- Records shown -
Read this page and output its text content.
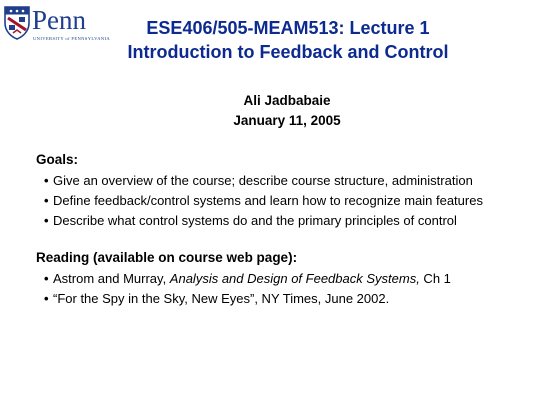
Penn
UNIVERSITY of PENNSYLVANIA
ESE406/505-MEAM513: Lecture 1
Introduction to Feedback and Control
Ali Jadbabaie
January 11, 2005
Goals:
• Give an overview of the course; describe course structure, administration
• Define feedback/control systems and learn how to recognize main features
• Describe what control systems do and the primary principles of control
Reading (available on course web page):
• Astrom and Murray, Analysis and Design of Feedback Systems, Ch 1
• “For the Spy in the Sky, New Eyes”, NY Times, June 2002.
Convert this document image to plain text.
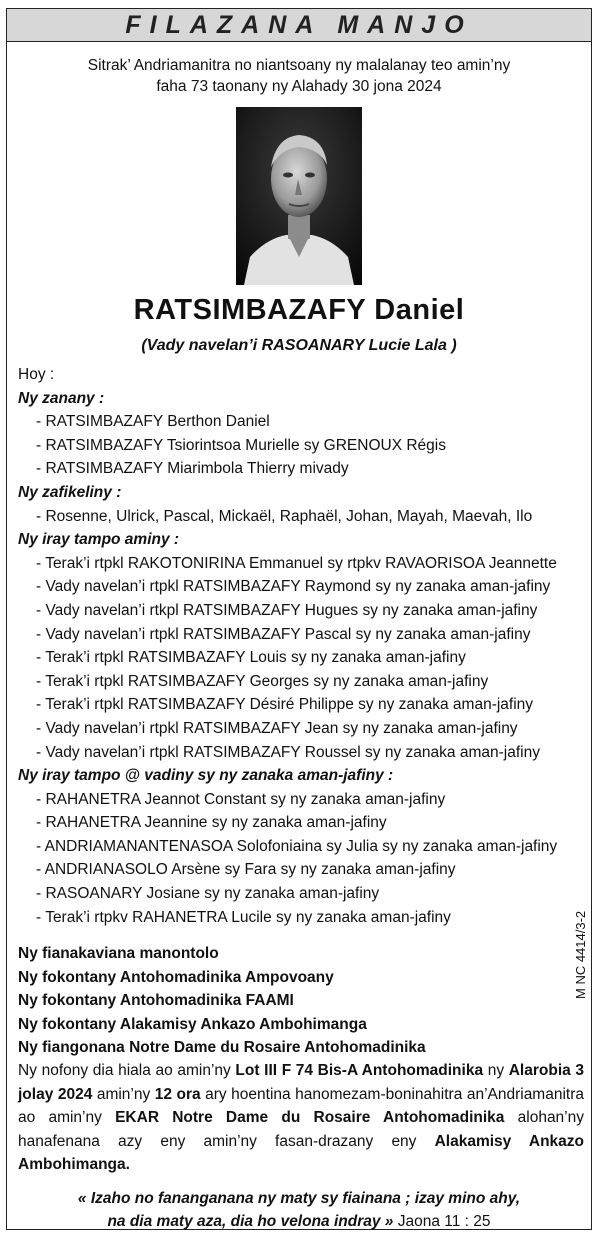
FILAZANA MANJO
Sitrak’ Andriamanitra no niantsoany ny malalanay teo amin’ny
faha 73 taonany ny Alahady 30 jona 2024
RATSIMBAZAFY Daniel
(Vady navelan’i RASOANARY Lucie Lala )
Hoy :
Ny zanany :
- RATSIMBAZAFY Berthon Daniel
- RATSIMBAZAFY Tsiorintsoa Murielle sy GRENOUX Régis
- RATSIMBAZAFY Miarimbola Thierry mivady
Ny zafikeliny :
- Rosenne, Ulrick, Pascal, Mickaël, Raphaël, Johan, Mayah, Maevah, Ilo
Ny iray tampo aminy :
- Terak’i rtpkl RAKOTONIRINA Emmanuel sy rtpkv RAVAORISOA Jeannette
- Vady navelan’i rtpkl RATSIMBAZAFY Raymond sy ny zanaka aman-jafiny
- Vady navelan’i rtkpl RATSIMBAZAFY Hugues sy ny zanaka aman-jafiny
- Vady navelan’i rtpkl RATSIMBAZAFY Pascal sy ny zanaka aman-jafiny
- Terak’i rtpkl RATSIMBAZAFY Louis sy ny zanaka aman-jafiny
- Terak’i rtpkl RATSIMBAZAFY Georges sy ny zanaka aman-jafiny
- Terak’i rtpkl RATSIMBAZAFY Désiré Philippe sy ny zanaka aman-jafiny
- Vady navelan’i rtpkl RATSIMBAZAFY Jean sy ny zanaka aman-jafiny
- Vady navelan’i rtpkl RATSIMBAZAFY Roussel sy ny zanaka aman-jafiny
Ny iray tampo @ vadiny sy ny zanaka aman-jafiny :
- RAHANETRA Jeannot Constant sy ny zanaka aman-jafiny
- RAHANETRA Jeannine sy ny zanaka aman-jafiny
- ANDRIAMANANTENASOA Solofoniaina sy Julia sy ny zanaka aman-jafiny
- ANDRIANASOLO Arsène sy Fara sy ny zanaka aman-jafiny
- RASOANARY Josiane sy ny zanaka aman-jafiny
- Terak’i rtpkv RAHANETRA Lucile sy ny zanaka aman-jafiny
Ny fianakaviana manontolo
Ny fokontany Antohomadinika Ampovoany
Ny fokontany Antohomadinika FAAMI
Ny fokontany Alakamisy Ankazo Ambohimanga
Ny fiangonana Notre Dame du Rosaire Antohomadinika
M NC 4414/3-2
Ny nofony dia hiala ao amin’ny Lot III F 74 Bis-A Antohomadinika ny Alarobia 3 jolay 2024 amin’ny 12 ora ary hoentina hanomezam-boninahitra an’Andriamanitra ao amin’ny EKAR Notre Dame du Rosaire Antohomadinika alohan’ny hanafenana azy eny amin’ny fasan-drazany eny Alakamisy Ankazo Ambohimanga.
« Izaho no fananganana ny maty sy fiainana ; izay mino ahy,
na dia maty aza, dia ho velona indray » Jaona 11 : 25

- Aim of the task -
Transcribe each entry above exactly, apart from the pictures.

- Solution to this problem -
Read this page and output its text content.
Penn
UNIVERSITY of PENNSYLVANIA
ESE406/505-MEAM513: Lecture 1
Introduction to Feedback and Control
Ali Jadbabaie
January 11, 2005
Goals:
• Give an overview of the course; describe course structure, administration
• Define feedback/control systems and learn how to recognize main features
• Describe what control systems do and the primary principles of control
Reading (available on course web page):
• Astrom and Murray, Analysis and Design of Feedback Systems, Ch 1
• “For the Spy in the Sky, New Eyes”, NY Times, June 2002.
Convert this document image to plain text.
FILAZANA MANJO
Sitrak’ Andriamanitra no niantsoany ny malalanay teo amin’ny
faha 73 taonany ny Alahady 30 jona 2024
RATSIMBAZAFY Daniel
(Vady navelan’i RASOANARY Lucie Lala )
Hoy :
Ny zanany :
- RATSIMBAZAFY Berthon Daniel
- RATSIMBAZAFY Tsiorintsoa Murielle sy GRENOUX Régis
- RATSIMBAZAFY Miarimbola Thierry mivady
Ny zafikeliny :
- Rosenne, Ulrick, Pascal, Mickaël, Raphaël, Johan, Mayah, Maevah, Ilo
Ny iray tampo aminy :
- Terak’i rtpkl RAKOTONIRINA Emmanuel sy rtpkv RAVAORISOA Jeannette
- Vady navelan’i rtpkl RATSIMBAZAFY Raymond sy ny zanaka aman-jafiny
- Vady navelan’i rtkpl RATSIMBAZAFY Hugues sy ny zanaka aman-jafiny
- Vady navelan’i rtpkl RATSIMBAZAFY Pascal sy ny zanaka aman-jafiny
- Terak’i rtpkl RATSIMBAZAFY Louis sy ny zanaka aman-jafiny
- Terak’i rtpkl RATSIMBAZAFY Georges sy ny zanaka aman-jafiny
- Terak’i rtpkl RATSIMBAZAFY Désiré Philippe sy ny zanaka aman-jafiny
- Vady navelan’i rtpkl RATSIMBAZAFY Jean sy ny zanaka aman-jafiny
- Vady navelan’i rtpkl RATSIMBAZAFY Roussel sy ny zanaka aman-jafiny
Ny iray tampo @ vadiny sy ny zanaka aman-jafiny :
- RAHANETRA Jeannot Constant sy ny zanaka aman-jafiny
- RAHANETRA Jeannine sy ny zanaka aman-jafiny
- ANDRIAMANANTENASOA Solofoniaina sy Julia sy ny zanaka aman-jafiny
- ANDRIANASOLO Arsène sy Fara sy ny zanaka aman-jafiny
- RASOANARY Josiane sy ny zanaka aman-jafiny
- Terak’i rtpkv RAHANETRA Lucile sy ny zanaka aman-jafiny
Ny fianakaviana manontolo
Ny fokontany Antohomadinika Ampovoany
Ny fokontany Antohomadinika FAAMI
Ny fokontany Alakamisy Ankazo Ambohimanga
Ny fiangonana Notre Dame du Rosaire Antohomadinika
M NC 4414/3-2
Ny nofony dia hiala ao amin’ny Lot III F 74 Bis-A Antohomadinika ny Alarobia 3 jolay 2024 amin’ny 12 ora ary hoentina hanomezam-boninahitra an’Andriamanitra ao amin’ny EKAR Notre Dame du Rosaire Antohomadinika alohan’ny hanafenana azy eny amin’ny fasan-drazany eny Alakamisy Ankazo Ambohimanga.
« Izaho no fananganana ny maty sy fiainana ; izay mino ahy,
na dia maty aza, dia ho velona indray » Jaona 11 : 25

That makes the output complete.